>>

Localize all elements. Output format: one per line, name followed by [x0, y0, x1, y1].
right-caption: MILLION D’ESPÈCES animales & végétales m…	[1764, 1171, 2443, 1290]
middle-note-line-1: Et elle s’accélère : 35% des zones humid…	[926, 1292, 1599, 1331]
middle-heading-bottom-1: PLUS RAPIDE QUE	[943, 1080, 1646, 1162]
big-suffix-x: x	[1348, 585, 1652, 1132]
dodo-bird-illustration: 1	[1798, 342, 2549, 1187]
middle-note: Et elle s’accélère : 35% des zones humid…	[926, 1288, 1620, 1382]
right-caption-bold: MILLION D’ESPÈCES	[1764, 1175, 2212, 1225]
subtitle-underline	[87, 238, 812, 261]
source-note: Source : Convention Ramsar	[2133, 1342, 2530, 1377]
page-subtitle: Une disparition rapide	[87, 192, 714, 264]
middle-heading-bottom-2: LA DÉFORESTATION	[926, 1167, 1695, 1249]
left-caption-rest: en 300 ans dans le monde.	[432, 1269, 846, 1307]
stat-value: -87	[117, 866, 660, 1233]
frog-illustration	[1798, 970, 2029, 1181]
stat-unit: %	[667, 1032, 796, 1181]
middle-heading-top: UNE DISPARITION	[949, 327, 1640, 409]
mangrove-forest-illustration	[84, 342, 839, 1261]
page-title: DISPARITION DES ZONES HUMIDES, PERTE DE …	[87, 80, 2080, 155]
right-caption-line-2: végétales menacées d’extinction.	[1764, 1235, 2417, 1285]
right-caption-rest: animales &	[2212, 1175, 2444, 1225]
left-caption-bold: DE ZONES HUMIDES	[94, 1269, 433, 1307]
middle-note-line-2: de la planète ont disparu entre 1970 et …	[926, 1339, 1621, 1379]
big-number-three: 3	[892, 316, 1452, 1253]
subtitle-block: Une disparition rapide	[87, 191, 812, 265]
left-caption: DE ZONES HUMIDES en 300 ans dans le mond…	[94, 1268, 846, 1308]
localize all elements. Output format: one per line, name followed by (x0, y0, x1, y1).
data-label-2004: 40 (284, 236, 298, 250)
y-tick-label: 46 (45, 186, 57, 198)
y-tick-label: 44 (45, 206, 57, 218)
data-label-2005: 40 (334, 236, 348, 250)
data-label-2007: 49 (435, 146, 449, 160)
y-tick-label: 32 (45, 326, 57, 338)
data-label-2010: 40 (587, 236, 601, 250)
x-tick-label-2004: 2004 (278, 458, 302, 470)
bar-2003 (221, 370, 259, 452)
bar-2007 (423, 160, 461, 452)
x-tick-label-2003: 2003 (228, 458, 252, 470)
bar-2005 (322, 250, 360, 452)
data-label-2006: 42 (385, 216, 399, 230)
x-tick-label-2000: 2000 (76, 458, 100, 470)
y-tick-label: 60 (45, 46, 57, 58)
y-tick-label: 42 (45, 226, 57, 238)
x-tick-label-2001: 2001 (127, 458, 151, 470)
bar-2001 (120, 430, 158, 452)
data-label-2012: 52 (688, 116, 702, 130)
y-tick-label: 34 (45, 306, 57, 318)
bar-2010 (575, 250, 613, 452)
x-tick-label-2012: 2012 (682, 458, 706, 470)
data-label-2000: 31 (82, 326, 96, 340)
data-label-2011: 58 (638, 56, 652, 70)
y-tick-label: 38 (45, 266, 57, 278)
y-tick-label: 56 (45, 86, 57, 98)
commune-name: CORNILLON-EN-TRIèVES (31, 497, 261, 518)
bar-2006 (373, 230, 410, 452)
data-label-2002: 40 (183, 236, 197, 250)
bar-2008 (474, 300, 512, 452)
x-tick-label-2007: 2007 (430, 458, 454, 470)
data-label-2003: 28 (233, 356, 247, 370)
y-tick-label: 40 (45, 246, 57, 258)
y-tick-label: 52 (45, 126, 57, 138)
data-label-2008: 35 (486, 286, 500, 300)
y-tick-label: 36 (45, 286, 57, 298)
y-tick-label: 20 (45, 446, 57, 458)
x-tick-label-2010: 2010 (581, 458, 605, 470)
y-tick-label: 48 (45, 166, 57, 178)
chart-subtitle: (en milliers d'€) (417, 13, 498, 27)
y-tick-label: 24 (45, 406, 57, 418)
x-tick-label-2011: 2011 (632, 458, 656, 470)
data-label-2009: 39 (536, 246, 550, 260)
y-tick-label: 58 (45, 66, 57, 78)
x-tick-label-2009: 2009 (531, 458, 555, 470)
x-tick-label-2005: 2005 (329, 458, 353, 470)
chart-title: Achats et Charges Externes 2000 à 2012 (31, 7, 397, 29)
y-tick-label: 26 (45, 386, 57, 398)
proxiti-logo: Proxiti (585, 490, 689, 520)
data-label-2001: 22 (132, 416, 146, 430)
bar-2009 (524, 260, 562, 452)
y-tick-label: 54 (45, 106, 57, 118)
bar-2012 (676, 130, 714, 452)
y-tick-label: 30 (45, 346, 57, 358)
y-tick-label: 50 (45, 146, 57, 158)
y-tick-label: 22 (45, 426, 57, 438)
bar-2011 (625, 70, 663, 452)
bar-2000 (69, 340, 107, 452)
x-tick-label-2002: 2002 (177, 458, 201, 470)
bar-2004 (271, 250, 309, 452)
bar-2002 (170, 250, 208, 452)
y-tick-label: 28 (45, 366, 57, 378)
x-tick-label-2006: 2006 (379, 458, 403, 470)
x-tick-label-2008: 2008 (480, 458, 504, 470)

<<

(SHORT EXERCISE)
Return every line of the listing above unchanged, from the first line to the last.

(OUTPUT)
Localize all elements. Output format: one per line, name followed by [x0, y0, x1, y1].
right-caption: MILLION D’ESPÈCES animales & végétales m…	[1764, 1171, 2443, 1290]
middle-note-line-1: Et elle s’accélère : 35% des zones humid…	[926, 1292, 1599, 1331]
middle-heading-bottom-1: PLUS RAPIDE QUE	[943, 1080, 1646, 1162]
big-suffix-x: x	[1348, 585, 1652, 1132]
dodo-bird-illustration: 1	[1798, 342, 2549, 1187]
middle-note: Et elle s’accélère : 35% des zones humid…	[926, 1288, 1620, 1382]
right-caption-bold: MILLION D’ESPÈCES	[1764, 1175, 2212, 1225]
subtitle-underline	[87, 238, 812, 261]
source-note: Source : Convention Ramsar	[2133, 1342, 2530, 1377]
page-subtitle: Une disparition rapide	[87, 192, 714, 264]
middle-heading-bottom-2: LA DÉFORESTATION	[926, 1167, 1695, 1249]
left-caption-rest: en 300 ans dans le monde.	[432, 1269, 846, 1307]
stat-value: -87	[117, 866, 660, 1233]
frog-illustration	[1798, 970, 2029, 1181]
stat-unit: %	[667, 1032, 796, 1181]
middle-heading-top: UNE DISPARITION	[949, 327, 1640, 409]
mangrove-forest-illustration	[84, 342, 839, 1261]
page-title: DISPARITION DES ZONES HUMIDES, PERTE DE …	[87, 80, 2080, 155]
right-caption-line-2: végétales menacées d’extinction.	[1764, 1235, 2417, 1285]
right-caption-rest: animales &	[2212, 1175, 2444, 1225]
left-caption-bold: DE ZONES HUMIDES	[94, 1269, 433, 1307]
middle-note-line-2: de la planète ont disparu entre 1970 et …	[926, 1339, 1621, 1379]
big-number-three: 3	[892, 316, 1452, 1253]
subtitle-block: Une disparition rapide	[87, 191, 812, 265]
left-caption: DE ZONES HUMIDES en 300 ans dans le mond…	[94, 1268, 846, 1308]
localize all elements. Output format: one per line, name followed by (x0, y0, x1, y1).
data-label-2004: 40 (284, 236, 298, 250)
y-tick-label: 46 (45, 186, 57, 198)
y-tick-label: 44 (45, 206, 57, 218)
data-label-2005: 40 (334, 236, 348, 250)
data-label-2007: 49 (435, 146, 449, 160)
y-tick-label: 32 (45, 326, 57, 338)
data-label-2010: 40 (587, 236, 601, 250)
x-tick-label-2004: 2004 (278, 458, 302, 470)
bar-2003 (221, 370, 259, 452)
bar-2007 (423, 160, 461, 452)
x-tick-label-2003: 2003 (228, 458, 252, 470)
bar-2005 (322, 250, 360, 452)
data-label-2006: 42 (385, 216, 399, 230)
x-tick-label-2000: 2000 (76, 458, 100, 470)
y-tick-label: 60 (45, 46, 57, 58)
y-tick-label: 42 (45, 226, 57, 238)
x-tick-label-2001: 2001 (127, 458, 151, 470)
bar-2001 (120, 430, 158, 452)
data-label-2012: 52 (688, 116, 702, 130)
y-tick-label: 34 (45, 306, 57, 318)
bar-2010 (575, 250, 613, 452)
x-tick-label-2012: 2012 (682, 458, 706, 470)
data-label-2000: 31 (82, 326, 96, 340)
data-label-2011: 58 (638, 56, 652, 70)
y-tick-label: 38 (45, 266, 57, 278)
y-tick-label: 56 (45, 86, 57, 98)
commune-name: CORNILLON-EN-TRIèVES (31, 497, 261, 518)
bar-2006 (373, 230, 410, 452)
data-label-2002: 40 (183, 236, 197, 250)
bar-2008 (474, 300, 512, 452)
x-tick-label-2007: 2007 (430, 458, 454, 470)
data-label-2003: 28 (233, 356, 247, 370)
y-tick-label: 40 (45, 246, 57, 258)
y-tick-label: 52 (45, 126, 57, 138)
data-label-2008: 35 (486, 286, 500, 300)
y-tick-label: 36 (45, 286, 57, 298)
y-tick-label: 20 (45, 446, 57, 458)
x-tick-label-2010: 2010 (581, 458, 605, 470)
y-tick-label: 48 (45, 166, 57, 178)
chart-subtitle: (en milliers d'€) (417, 13, 498, 27)
y-tick-label: 24 (45, 406, 57, 418)
x-tick-label-2011: 2011 (632, 458, 656, 470)
data-label-2009: 39 (536, 246, 550, 260)
y-tick-label: 58 (45, 66, 57, 78)
x-tick-label-2009: 2009 (531, 458, 555, 470)
x-tick-label-2005: 2005 (329, 458, 353, 470)
chart-title: Achats et Charges Externes 2000 à 2012 (31, 7, 397, 29)
y-tick-label: 26 (45, 386, 57, 398)
proxiti-logo: Proxiti (585, 490, 689, 520)
data-label-2001: 22 (132, 416, 146, 430)
bar-2009 (524, 260, 562, 452)
y-tick-label: 54 (45, 106, 57, 118)
bar-2012 (676, 130, 714, 452)
y-tick-label: 30 (45, 346, 57, 358)
y-tick-label: 50 (45, 146, 57, 158)
y-tick-label: 22 (45, 426, 57, 438)
bar-2011 (625, 70, 663, 452)
bar-2000 (69, 340, 107, 452)
x-tick-label-2002: 2002 (177, 458, 201, 470)
bar-2004 (271, 250, 309, 452)
bar-2002 (170, 250, 208, 452)
y-tick-label: 28 (45, 366, 57, 378)
x-tick-label-2006: 2006 (379, 458, 403, 470)
x-tick-label-2008: 2008 (480, 458, 504, 470)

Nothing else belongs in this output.